───── Items

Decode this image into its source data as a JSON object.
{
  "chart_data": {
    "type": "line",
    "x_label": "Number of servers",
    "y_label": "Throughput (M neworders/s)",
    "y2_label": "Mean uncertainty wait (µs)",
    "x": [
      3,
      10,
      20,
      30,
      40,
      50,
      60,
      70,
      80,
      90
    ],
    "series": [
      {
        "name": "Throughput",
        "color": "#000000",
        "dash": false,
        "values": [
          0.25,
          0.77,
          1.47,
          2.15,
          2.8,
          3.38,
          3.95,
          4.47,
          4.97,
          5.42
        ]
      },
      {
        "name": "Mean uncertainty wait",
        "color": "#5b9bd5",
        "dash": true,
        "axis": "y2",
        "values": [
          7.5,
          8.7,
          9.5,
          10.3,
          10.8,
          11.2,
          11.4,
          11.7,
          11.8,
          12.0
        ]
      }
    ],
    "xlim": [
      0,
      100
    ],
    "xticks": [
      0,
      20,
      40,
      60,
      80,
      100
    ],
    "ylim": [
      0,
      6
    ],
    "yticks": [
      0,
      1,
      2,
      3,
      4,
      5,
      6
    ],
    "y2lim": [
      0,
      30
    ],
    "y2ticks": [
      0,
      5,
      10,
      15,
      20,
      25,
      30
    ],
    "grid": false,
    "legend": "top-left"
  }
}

──────────

> [Description of the task]
Transcribe the material above in its entirety. Match it exactly.

> [Answer to this exercise]
Decode this image into its source data as a JSON object.
{
  "chart_data": {
    "type": "line",
    "x_label": "Number of servers",
    "y_label": "Throughput (M neworders/s)",
    "y2_label": "Mean uncertainty wait (µs)",
    "x": [
      3,
      10,
      20,
      30,
      40,
      50,
      60,
      70,
      80,
      90
    ],
    "series": [
      {
        "name": "Throughput",
        "color": "#000000",
        "dash": false,
        "values": [
          0.25,
          0.77,
          1.47,
          2.15,
          2.8,
          3.38,
          3.95,
          4.47,
          4.97,
          5.42
        ]
      },
      {
        "name": "Mean uncertainty wait",
        "color": "#5b9bd5",
        "dash": true,
        "axis": "y2",
        "values": [
          7.5,
          8.7,
          9.5,
          10.3,
          10.8,
          11.2,
          11.4,
          11.7,
          11.8,
          12.0
        ]
      }
    ],
    "xlim": [
      0,
      100
    ],
    "xticks": [
      0,
      20,
      40,
      60,
      80,
      100
    ],
    "ylim": [
      0,
      6
    ],
    "yticks": [
      0,
      1,
      2,
      3,
      4,
      5,
      6
    ],
    "y2lim": [
      0,
      30
    ],
    "y2ticks": [
      0,
      5,
      10,
      15,
      20,
      25,
      30
    ],
    "grid": false,
    "legend": "top-left"
  }
}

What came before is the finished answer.